§ Direction:
Every line of the records below should be restated exactly.

[Extracted data entries]
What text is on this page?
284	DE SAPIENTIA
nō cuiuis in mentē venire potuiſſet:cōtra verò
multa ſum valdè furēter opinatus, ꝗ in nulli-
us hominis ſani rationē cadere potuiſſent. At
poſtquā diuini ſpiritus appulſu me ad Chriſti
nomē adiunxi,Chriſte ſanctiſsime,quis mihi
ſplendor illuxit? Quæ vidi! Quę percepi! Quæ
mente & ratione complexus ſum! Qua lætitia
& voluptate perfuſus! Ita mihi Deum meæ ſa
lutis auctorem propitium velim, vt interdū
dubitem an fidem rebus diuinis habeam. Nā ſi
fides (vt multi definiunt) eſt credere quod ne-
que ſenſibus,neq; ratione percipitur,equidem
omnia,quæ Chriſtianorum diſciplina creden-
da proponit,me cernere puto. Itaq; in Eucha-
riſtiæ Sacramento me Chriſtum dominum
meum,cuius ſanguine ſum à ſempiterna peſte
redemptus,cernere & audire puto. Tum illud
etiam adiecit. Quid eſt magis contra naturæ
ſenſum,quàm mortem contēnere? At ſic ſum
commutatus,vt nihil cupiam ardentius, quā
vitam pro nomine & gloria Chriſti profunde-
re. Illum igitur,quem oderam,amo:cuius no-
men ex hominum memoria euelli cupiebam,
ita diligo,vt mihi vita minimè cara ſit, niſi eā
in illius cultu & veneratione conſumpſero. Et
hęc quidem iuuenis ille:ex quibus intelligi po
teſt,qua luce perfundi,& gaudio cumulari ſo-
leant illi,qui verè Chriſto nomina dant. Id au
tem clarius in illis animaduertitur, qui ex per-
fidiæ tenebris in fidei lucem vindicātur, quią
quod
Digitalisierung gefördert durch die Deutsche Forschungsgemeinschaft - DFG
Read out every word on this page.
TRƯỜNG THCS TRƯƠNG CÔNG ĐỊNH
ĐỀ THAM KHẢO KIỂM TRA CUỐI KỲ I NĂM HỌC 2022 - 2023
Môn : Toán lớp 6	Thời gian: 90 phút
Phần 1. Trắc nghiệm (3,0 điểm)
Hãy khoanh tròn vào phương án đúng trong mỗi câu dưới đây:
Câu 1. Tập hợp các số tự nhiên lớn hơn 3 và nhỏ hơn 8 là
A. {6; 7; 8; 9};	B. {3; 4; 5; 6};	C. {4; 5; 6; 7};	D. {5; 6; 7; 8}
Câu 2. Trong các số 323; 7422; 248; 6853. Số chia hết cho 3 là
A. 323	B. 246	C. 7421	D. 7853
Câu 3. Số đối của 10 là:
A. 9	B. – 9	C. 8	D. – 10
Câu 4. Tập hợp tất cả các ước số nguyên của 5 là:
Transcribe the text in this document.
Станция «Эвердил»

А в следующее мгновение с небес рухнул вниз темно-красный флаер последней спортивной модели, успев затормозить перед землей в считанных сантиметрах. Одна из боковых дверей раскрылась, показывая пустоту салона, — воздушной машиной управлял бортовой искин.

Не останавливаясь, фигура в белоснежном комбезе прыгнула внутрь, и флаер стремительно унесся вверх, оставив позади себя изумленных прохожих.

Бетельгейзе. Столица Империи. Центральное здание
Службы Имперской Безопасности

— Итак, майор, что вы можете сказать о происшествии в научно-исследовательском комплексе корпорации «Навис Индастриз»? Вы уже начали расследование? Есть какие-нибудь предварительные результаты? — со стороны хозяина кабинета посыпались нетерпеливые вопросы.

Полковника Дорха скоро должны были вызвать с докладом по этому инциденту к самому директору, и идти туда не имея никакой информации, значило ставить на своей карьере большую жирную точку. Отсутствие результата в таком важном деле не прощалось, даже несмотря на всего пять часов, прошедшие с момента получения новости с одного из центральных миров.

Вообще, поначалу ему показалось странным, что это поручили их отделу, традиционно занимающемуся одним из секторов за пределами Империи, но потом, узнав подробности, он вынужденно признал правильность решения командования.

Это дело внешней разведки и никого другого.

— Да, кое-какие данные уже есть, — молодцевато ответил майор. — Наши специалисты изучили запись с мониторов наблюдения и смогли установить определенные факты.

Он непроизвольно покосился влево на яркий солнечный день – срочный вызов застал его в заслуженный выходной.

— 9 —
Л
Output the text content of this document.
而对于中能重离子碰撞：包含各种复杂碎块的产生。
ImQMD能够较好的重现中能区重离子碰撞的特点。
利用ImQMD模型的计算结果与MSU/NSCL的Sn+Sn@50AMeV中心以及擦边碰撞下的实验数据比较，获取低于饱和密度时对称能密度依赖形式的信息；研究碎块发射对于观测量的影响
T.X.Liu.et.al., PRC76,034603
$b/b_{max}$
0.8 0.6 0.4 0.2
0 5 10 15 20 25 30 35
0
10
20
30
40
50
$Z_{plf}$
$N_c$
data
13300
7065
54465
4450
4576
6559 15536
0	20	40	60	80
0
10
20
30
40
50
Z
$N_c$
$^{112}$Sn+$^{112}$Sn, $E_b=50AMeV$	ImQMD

§ Finished task:
What text is on this page?
284	DE SAPIENTIA
nō cuiuis in mentē venire potuiſſet:cōtra verò
multa ſum valdè furēter opinatus, ꝗ in nulli-
us hominis ſani rationē cadere potuiſſent. At
poſtquā diuini ſpiritus appulſu me ad Chriſti
nomē adiunxi,Chriſte ſanctiſsime,quis mihi
ſplendor illuxit? Quæ vidi! Quę percepi! Quæ
mente & ratione complexus ſum! Qua lætitia
& voluptate perfuſus! Ita mihi Deum meæ ſa
lutis auctorem propitium velim, vt interdū
dubitem an fidem rebus diuinis habeam. Nā ſi
fides (vt multi definiunt) eſt credere quod ne-
que ſenſibus,neq; ratione percipitur,equidem
omnia,quæ Chriſtianorum diſciplina creden-
da proponit,me cernere puto. Itaq; in Eucha-
riſtiæ Sacramento me Chriſtum dominum
meum,cuius ſanguine ſum à ſempiterna peſte
redemptus,cernere & audire puto. Tum illud
etiam adiecit. Quid eſt magis contra naturæ
ſenſum,quàm mortem contēnere? At ſic ſum
commutatus,vt nihil cupiam ardentius, quā
vitam pro nomine & gloria Chriſti profunde-
re. Illum igitur,quem oderam,amo:cuius no-
men ex hominum memoria euelli cupiebam,
ita diligo,vt mihi vita minimè cara ſit, niſi eā
in illius cultu & veneratione conſumpſero. Et
hęc quidem iuuenis ille:ex quibus intelligi po
teſt,qua luce perfundi,& gaudio cumulari ſo-
leant illi,qui verè Chriſto nomina dant. Id au
tem clarius in illis animaduertitur, qui ex per-
fidiæ tenebris in fidei lucem vindicātur, quią
quod
Digitalisierung gefördert durch die Deutsche Forschungsgemeinschaft - DFG
Read out every word on this page.
TRƯỜNG THCS TRƯƠNG CÔNG ĐỊNH
ĐỀ THAM KHẢO KIỂM TRA CUỐI KỲ I NĂM HỌC 2022 - 2023
Môn : Toán lớp 6	Thời gian: 90 phút
Phần 1. Trắc nghiệm (3,0 điểm)
Hãy khoanh tròn vào phương án đúng trong mỗi câu dưới đây:
Câu 1. Tập hợp các số tự nhiên lớn hơn 3 và nhỏ hơn 8 là
A. {6; 7; 8; 9};	B. {3; 4; 5; 6};	C. {4; 5; 6; 7};	D. {5; 6; 7; 8}
Câu 2. Trong các số 323; 7422; 248; 6853. Số chia hết cho 3 là
A. 323	B. 246	C. 7421	D. 7853
Câu 3. Số đối của 10 là:
A. 9	B. – 9	C. 8	D. – 10
Câu 4. Tập hợp tất cả các ước số nguyên của 5 là:
Transcribe the text in this document.
Станция «Эвердил»

А в следующее мгновение с небес рухнул вниз темно-красный флаер последней спортивной модели, успев затормозить перед землей в считанных сантиметрах. Одна из боковых дверей раскрылась, показывая пустоту салона, — воздушной машиной управлял бортовой искин.

Не останавливаясь, фигура в белоснежном комбезе прыгнула внутрь, и флаер стремительно унесся вверх, оставив позади себя изумленных прохожих.

Бетельгейзе. Столица Империи. Центральное здание
Службы Имперской Безопасности

— Итак, майор, что вы можете сказать о происшествии в научно-исследовательском комплексе корпорации «Навис Индастриз»? Вы уже начали расследование? Есть какие-нибудь предварительные результаты? — со стороны хозяина кабинета посыпались нетерпеливые вопросы.

Полковника Дорха скоро должны были вызвать с докладом по этому инциденту к самому директору, и идти туда не имея никакой информации, значило ставить на своей карьере большую жирную точку. Отсутствие результата в таком важном деле не прощалось, даже несмотря на всего пять часов, прошедшие с момента получения новости с одного из центральных миров.

Вообще, поначалу ему показалось странным, что это поручили их отделу, традиционно занимающемуся одним из секторов за пределами Империи, но потом, узнав подробности, он вынужденно признал правильность решения командования.

Это дело внешней разведки и никого другого.

— Да, кое-какие данные уже есть, — молодцевато ответил майор. — Наши специалисты изучили запись с мониторов наблюдения и смогли установить определенные факты.

Он непроизвольно покосился влево на яркий солнечный день – срочный вызов застал его в заслуженный выходной.

— 9 —
Л
Output the text content of this document.
而对于中能重离子碰撞：包含各种复杂碎块的产生。
ImQMD能够较好的重现中能区重离子碰撞的特点。
利用ImQMD模型的计算结果与MSU/NSCL的Sn+Sn@50AMeV中心以及擦边碰撞下的实验数据比较，获取低于饱和密度时对称能密度依赖形式的信息；研究碎块发射对于观测量的影响
T.X.Liu.et.al., PRC76,034603
$b/b_{max}$
0.8 0.6 0.4 0.2
0 5 10 15 20 25 30 35
0
10
20
30
40
50
$Z_{plf}$
$N_c$
data
13300
7065
54465
4450
4576
6559 15536
0	20	40	60	80
0
10
20
30
40
50
Z
$N_c$
$^{112}$Sn+$^{112}$Sn, $E_b=50AMeV$	ImQMD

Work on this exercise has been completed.